**** RECORDED DATA ****
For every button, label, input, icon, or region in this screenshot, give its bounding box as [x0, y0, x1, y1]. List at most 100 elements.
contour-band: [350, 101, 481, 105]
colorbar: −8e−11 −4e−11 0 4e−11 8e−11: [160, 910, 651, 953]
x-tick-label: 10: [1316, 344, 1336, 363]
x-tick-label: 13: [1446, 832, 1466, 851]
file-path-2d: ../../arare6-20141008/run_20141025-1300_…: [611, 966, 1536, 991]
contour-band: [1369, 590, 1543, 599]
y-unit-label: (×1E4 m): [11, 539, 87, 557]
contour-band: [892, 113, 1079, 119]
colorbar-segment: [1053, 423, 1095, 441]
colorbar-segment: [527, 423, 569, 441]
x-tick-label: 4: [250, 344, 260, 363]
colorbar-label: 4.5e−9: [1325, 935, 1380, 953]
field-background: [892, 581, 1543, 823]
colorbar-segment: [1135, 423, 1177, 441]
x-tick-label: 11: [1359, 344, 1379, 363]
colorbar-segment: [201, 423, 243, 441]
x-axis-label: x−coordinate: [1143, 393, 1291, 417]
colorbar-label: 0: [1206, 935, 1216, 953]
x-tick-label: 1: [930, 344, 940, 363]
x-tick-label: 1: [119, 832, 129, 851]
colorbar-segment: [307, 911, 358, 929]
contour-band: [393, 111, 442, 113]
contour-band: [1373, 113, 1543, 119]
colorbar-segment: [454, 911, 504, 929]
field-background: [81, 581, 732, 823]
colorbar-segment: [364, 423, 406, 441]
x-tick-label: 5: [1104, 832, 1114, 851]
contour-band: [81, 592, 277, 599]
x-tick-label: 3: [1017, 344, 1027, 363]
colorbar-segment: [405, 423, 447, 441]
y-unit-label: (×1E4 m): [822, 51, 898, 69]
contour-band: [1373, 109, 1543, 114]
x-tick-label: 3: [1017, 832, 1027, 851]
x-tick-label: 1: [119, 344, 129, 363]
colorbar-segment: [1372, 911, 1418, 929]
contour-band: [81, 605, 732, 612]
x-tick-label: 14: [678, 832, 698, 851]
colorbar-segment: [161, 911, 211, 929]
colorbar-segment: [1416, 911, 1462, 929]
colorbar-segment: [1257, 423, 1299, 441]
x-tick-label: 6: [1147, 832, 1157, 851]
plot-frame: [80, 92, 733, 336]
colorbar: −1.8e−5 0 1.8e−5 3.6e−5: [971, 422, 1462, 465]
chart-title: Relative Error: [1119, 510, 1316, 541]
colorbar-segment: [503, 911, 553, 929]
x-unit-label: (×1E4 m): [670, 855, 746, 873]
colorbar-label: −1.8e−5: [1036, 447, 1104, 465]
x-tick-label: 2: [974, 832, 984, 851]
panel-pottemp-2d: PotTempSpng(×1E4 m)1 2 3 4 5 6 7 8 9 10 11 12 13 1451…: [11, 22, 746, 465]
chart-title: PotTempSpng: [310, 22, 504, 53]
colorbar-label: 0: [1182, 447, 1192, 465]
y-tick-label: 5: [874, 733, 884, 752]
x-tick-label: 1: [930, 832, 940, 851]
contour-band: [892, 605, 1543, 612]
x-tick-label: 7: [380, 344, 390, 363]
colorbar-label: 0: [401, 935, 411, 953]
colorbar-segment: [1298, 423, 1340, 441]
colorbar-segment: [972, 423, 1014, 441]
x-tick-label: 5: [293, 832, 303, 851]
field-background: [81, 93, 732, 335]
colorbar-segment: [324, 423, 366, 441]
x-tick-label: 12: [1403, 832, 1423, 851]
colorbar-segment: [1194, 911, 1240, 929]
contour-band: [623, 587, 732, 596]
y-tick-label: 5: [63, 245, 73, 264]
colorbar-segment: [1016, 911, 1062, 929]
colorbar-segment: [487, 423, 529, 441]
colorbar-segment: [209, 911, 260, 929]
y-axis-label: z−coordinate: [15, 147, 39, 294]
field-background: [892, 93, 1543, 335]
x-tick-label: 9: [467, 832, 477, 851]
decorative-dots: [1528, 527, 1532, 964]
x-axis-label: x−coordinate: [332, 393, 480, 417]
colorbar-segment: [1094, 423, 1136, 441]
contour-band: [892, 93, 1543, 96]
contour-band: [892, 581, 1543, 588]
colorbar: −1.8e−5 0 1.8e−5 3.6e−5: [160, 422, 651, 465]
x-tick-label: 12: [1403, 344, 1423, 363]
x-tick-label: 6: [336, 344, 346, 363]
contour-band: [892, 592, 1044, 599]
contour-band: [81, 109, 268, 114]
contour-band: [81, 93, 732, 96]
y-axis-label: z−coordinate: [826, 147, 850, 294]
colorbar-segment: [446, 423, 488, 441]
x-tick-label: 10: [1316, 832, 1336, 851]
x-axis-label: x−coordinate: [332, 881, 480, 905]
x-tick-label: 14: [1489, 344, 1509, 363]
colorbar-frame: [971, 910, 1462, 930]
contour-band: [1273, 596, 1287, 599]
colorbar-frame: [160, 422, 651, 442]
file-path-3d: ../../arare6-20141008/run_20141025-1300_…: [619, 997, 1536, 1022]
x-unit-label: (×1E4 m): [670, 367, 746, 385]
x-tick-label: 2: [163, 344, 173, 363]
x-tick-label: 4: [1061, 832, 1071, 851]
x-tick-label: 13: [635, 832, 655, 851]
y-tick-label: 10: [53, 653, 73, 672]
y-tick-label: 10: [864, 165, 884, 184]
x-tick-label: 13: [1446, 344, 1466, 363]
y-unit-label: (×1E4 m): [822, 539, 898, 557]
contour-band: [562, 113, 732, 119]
****
*GOAL:*
Edit the lines above so that "contour-band" becomes "contour-fill" wherever it occurs. Leave everything else unchanged.

*EXERCISE SOLUTION:*
For every button, label, input, icon, or region in this screenshot, give its bounding box as [x0, y0, x1, y1]. List at most 100 elements.
contour-fill: [350, 101, 481, 105]
colorbar: −8e−11 −4e−11 0 4e−11 8e−11: [160, 910, 651, 953]
x-tick-label: 10: [1316, 344, 1336, 363]
x-tick-label: 13: [1446, 832, 1466, 851]
file-path-2d: ../../arare6-20141008/run_20141025-1300_…: [611, 966, 1536, 991]
contour-fill: [1369, 590, 1543, 599]
y-unit-label: (×1E4 m): [11, 539, 87, 557]
contour-fill: [892, 113, 1079, 119]
colorbar-segment: [1053, 423, 1095, 441]
colorbar-segment: [527, 423, 569, 441]
x-tick-label: 4: [250, 344, 260, 363]
colorbar-label: 4.5e−9: [1325, 935, 1380, 953]
field-background: [892, 581, 1543, 823]
colorbar-segment: [1135, 423, 1177, 441]
x-tick-label: 11: [1359, 344, 1379, 363]
colorbar-segment: [201, 423, 243, 441]
x-axis-label: x−coordinate: [1143, 393, 1291, 417]
colorbar-label: 0: [1206, 935, 1216, 953]
x-tick-label: 1: [930, 344, 940, 363]
x-tick-label: 1: [119, 832, 129, 851]
colorbar-segment: [307, 911, 358, 929]
contour-fill: [393, 111, 442, 113]
contour-fill: [1373, 113, 1543, 119]
colorbar-segment: [454, 911, 504, 929]
field-background: [81, 581, 732, 823]
colorbar-segment: [364, 423, 406, 441]
x-tick-label: 5: [1104, 832, 1114, 851]
contour-fill: [81, 592, 277, 599]
x-tick-label: 3: [1017, 344, 1027, 363]
colorbar-segment: [405, 423, 447, 441]
y-unit-label: (×1E4 m): [822, 51, 898, 69]
contour-fill: [1373, 109, 1543, 114]
x-tick-label: 3: [1017, 832, 1027, 851]
x-tick-label: 1: [119, 344, 129, 363]
colorbar-segment: [1372, 911, 1418, 929]
contour-fill: [81, 605, 732, 612]
x-tick-label: 14: [678, 832, 698, 851]
colorbar-segment: [161, 911, 211, 929]
colorbar-segment: [1416, 911, 1462, 929]
colorbar-segment: [1257, 423, 1299, 441]
x-tick-label: 6: [1147, 832, 1157, 851]
plot-frame: [80, 92, 733, 336]
colorbar: −1.8e−5 0 1.8e−5 3.6e−5: [971, 422, 1462, 465]
chart-title: Relative Error: [1119, 510, 1316, 541]
colorbar-segment: [503, 911, 553, 929]
x-unit-label: (×1E4 m): [670, 855, 746, 873]
colorbar-label: −1.8e−5: [1036, 447, 1104, 465]
x-tick-label: 2: [974, 832, 984, 851]
panel-pottemp-2d: PotTempSpng(×1E4 m)1 2 3 4 5 6 7 8 9 10 11 12 13 1451…: [11, 22, 746, 465]
chart-title: PotTempSpng: [310, 22, 504, 53]
colorbar-label: 0: [1182, 447, 1192, 465]
y-tick-label: 5: [874, 733, 884, 752]
x-tick-label: 1: [930, 832, 940, 851]
contour-fill: [892, 605, 1543, 612]
x-tick-label: 7: [380, 344, 390, 363]
colorbar-label: 0: [401, 935, 411, 953]
colorbar-segment: [1298, 423, 1340, 441]
colorbar-segment: [972, 423, 1014, 441]
x-tick-label: 5: [293, 832, 303, 851]
field-background: [81, 93, 732, 335]
colorbar-segment: [324, 423, 366, 441]
x-tick-label: 12: [1403, 832, 1423, 851]
colorbar-segment: [1194, 911, 1240, 929]
contour-fill: [623, 587, 732, 596]
y-tick-label: 5: [63, 245, 73, 264]
colorbar-segment: [1016, 911, 1062, 929]
colorbar-segment: [487, 423, 529, 441]
colorbar-segment: [209, 911, 260, 929]
y-axis-label: z−coordinate: [15, 147, 39, 294]
field-background: [892, 93, 1543, 335]
x-tick-label: 9: [467, 832, 477, 851]
decorative-dots: [1528, 527, 1532, 964]
x-axis-label: x−coordinate: [332, 393, 480, 417]
colorbar-segment: [1094, 423, 1136, 441]
contour-fill: [892, 93, 1543, 96]
contour-fill: [892, 581, 1543, 588]
colorbar: −1.8e−5 0 1.8e−5 3.6e−5: [160, 422, 651, 465]
x-tick-label: 12: [1403, 344, 1423, 363]
x-tick-label: 6: [336, 344, 346, 363]
contour-fill: [892, 592, 1044, 599]
contour-fill: [81, 109, 268, 114]
contour-fill: [81, 93, 732, 96]
y-axis-label: z−coordinate: [826, 147, 850, 294]
colorbar-segment: [446, 423, 488, 441]
x-tick-label: 10: [1316, 832, 1336, 851]
x-axis-label: x−coordinate: [332, 881, 480, 905]
x-tick-label: 14: [1489, 344, 1509, 363]
colorbar-frame: [971, 910, 1462, 930]
contour-fill: [1273, 596, 1287, 599]
colorbar-frame: [160, 422, 651, 442]
file-path-3d: ../../arare6-20141008/run_20141025-1300_…: [619, 997, 1536, 1022]
x-unit-label: (×1E4 m): [670, 367, 746, 385]
x-tick-label: 2: [163, 344, 173, 363]
x-tick-label: 4: [1061, 832, 1071, 851]
x-tick-label: 13: [635, 832, 655, 851]
y-tick-label: 10: [53, 653, 73, 672]
y-tick-label: 10: [864, 165, 884, 184]
x-tick-label: 13: [1446, 344, 1466, 363]
y-unit-label: (×1E4 m): [822, 539, 898, 557]
contour-fill: [562, 113, 732, 119]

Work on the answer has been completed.